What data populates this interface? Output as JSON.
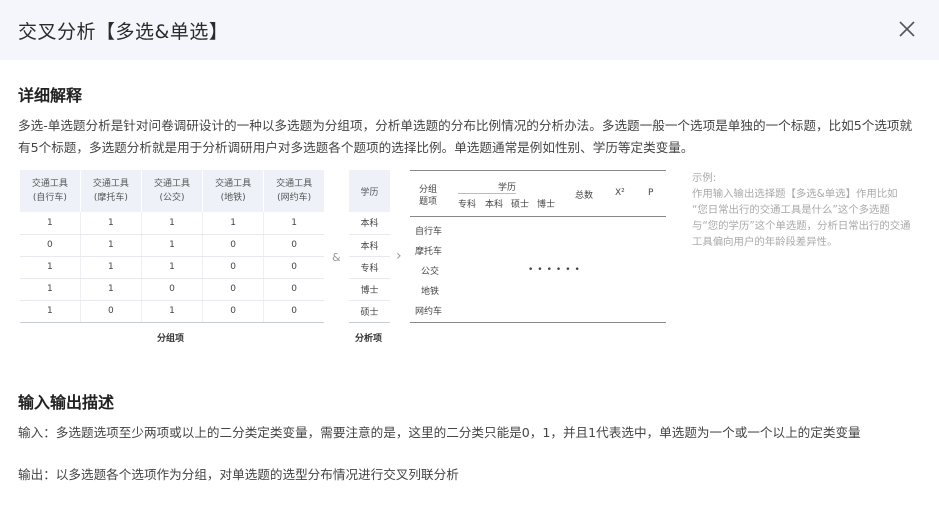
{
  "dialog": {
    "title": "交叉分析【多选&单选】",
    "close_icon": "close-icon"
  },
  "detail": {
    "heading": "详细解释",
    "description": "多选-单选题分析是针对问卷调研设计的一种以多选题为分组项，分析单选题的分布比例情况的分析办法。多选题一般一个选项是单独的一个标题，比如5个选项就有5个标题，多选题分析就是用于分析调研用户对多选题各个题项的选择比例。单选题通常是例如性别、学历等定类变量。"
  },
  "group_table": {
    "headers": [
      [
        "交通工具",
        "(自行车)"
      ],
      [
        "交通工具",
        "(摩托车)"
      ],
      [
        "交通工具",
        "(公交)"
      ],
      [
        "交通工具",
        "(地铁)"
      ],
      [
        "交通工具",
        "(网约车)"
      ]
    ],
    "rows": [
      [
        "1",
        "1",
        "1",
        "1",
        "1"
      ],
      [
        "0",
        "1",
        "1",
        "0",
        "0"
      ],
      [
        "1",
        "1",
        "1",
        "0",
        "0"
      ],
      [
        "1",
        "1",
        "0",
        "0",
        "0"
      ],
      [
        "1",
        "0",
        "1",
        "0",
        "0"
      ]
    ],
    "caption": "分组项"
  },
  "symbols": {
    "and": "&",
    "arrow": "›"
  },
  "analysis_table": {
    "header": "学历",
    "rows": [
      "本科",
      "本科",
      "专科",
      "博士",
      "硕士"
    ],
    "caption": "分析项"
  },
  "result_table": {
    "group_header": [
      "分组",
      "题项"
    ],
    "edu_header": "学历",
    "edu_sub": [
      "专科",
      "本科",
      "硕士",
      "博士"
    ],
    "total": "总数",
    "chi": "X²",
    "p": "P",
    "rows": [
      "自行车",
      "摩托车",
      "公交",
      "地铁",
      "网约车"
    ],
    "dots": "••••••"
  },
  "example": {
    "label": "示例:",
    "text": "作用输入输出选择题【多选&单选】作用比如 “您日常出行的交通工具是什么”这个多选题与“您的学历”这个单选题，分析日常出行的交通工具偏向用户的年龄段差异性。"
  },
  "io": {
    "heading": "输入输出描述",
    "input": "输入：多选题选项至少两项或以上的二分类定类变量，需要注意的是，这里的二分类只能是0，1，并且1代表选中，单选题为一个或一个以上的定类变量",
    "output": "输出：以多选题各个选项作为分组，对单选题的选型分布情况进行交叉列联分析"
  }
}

-=-=-

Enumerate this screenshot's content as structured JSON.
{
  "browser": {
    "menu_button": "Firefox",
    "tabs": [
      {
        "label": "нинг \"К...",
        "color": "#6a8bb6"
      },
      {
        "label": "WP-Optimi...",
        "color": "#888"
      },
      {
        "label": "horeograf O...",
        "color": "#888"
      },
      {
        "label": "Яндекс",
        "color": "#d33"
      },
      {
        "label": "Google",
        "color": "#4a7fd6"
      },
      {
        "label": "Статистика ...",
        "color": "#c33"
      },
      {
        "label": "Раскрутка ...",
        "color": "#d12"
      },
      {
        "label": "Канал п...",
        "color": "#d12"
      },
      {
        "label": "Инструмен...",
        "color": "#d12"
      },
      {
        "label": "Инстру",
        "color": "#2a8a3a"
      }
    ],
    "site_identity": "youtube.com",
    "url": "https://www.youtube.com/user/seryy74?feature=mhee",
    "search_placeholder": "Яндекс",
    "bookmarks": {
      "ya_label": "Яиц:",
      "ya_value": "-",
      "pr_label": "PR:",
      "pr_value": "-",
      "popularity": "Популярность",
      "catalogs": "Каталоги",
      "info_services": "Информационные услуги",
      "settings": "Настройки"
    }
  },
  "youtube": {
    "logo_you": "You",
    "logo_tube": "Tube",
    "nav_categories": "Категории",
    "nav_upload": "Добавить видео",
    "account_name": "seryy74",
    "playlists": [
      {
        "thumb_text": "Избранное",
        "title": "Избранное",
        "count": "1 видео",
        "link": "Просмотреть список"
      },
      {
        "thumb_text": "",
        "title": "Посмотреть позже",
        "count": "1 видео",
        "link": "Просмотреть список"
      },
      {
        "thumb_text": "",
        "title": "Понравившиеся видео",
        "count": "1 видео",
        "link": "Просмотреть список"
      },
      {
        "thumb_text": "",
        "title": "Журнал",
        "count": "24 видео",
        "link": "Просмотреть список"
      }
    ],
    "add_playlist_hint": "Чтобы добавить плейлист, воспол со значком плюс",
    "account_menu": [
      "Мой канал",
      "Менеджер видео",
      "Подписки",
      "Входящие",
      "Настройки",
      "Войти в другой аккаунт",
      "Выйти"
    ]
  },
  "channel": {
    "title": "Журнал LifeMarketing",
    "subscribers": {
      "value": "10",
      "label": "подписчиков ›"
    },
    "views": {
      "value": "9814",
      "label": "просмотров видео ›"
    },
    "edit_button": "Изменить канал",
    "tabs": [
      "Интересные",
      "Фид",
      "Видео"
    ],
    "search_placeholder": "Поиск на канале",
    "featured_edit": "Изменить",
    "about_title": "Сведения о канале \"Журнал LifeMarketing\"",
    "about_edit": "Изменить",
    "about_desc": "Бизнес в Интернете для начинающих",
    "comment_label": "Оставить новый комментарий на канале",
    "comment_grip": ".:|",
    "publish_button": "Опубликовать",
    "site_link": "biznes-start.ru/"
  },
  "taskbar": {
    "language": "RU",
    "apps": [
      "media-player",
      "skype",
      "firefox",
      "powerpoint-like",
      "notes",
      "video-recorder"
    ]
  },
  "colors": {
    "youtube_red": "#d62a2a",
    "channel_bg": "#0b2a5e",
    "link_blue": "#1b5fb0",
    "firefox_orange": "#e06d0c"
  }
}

-=-=-

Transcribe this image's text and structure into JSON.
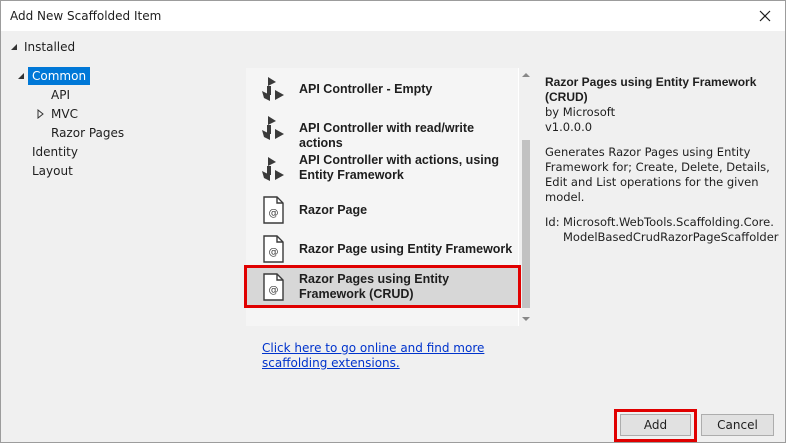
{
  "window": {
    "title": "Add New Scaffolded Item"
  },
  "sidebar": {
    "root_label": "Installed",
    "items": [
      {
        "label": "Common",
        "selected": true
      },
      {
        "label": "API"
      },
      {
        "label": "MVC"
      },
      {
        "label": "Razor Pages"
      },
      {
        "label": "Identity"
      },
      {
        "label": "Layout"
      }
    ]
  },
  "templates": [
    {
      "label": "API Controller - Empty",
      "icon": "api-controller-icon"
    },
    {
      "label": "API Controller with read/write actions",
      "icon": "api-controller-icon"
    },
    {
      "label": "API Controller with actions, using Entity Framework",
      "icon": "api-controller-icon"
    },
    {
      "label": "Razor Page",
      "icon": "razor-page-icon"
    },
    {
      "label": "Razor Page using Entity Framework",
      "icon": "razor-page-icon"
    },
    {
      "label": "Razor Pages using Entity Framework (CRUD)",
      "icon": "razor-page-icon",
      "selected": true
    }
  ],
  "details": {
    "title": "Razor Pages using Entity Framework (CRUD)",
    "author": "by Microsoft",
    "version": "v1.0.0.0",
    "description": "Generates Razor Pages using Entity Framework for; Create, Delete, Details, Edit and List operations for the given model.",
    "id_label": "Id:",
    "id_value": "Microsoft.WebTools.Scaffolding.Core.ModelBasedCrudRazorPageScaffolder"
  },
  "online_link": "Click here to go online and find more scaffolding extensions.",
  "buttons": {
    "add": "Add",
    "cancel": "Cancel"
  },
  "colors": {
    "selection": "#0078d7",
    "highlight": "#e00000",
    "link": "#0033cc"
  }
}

-=-=-

WHAT THE TASK REQUIRES -
Looking at the entries above, how many lines contain the word "JSON"? Answer with the number alone.

SOLVED EXERCISE -
3